- _Your instructions_:
Reproduce the entries in full, with no changes.

▼

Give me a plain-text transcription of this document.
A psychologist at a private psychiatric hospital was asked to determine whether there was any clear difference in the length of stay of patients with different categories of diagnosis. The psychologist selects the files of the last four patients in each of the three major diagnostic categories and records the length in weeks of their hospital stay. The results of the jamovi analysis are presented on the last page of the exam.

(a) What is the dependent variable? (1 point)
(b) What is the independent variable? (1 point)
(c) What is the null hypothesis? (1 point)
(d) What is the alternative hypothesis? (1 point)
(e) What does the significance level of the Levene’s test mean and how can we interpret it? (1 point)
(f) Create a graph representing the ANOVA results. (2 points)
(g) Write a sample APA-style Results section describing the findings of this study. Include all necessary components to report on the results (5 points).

▲

- _Exercise answer_:
Give me a plain-text transcription of this document.
A psychologist at a private psychiatric hospital was asked to determine whether there was any clear difference in the length of stay of patients with different categories of diagnosis. The psychologist selects the files of the last four patients in each of the three major diagnostic categories and records the length in weeks of their hospital stay. The results of the jamovi analysis are presented on the last page of the exam.

(a) What is the dependent variable? (1 point)
(b) What is the independent variable? (1 point)
(c) What is the null hypothesis? (1 point)
(d) What is the alternative hypothesis? (1 point)
(e) What does the significance level of the Levene’s test mean and how can we interpret it? (1 point)
(f) Create a graph representing the ANOVA results. (2 points)
(g) Write a sample APA-style Results section describing the findings of this study. Include all necessary components to report on the results (5 points).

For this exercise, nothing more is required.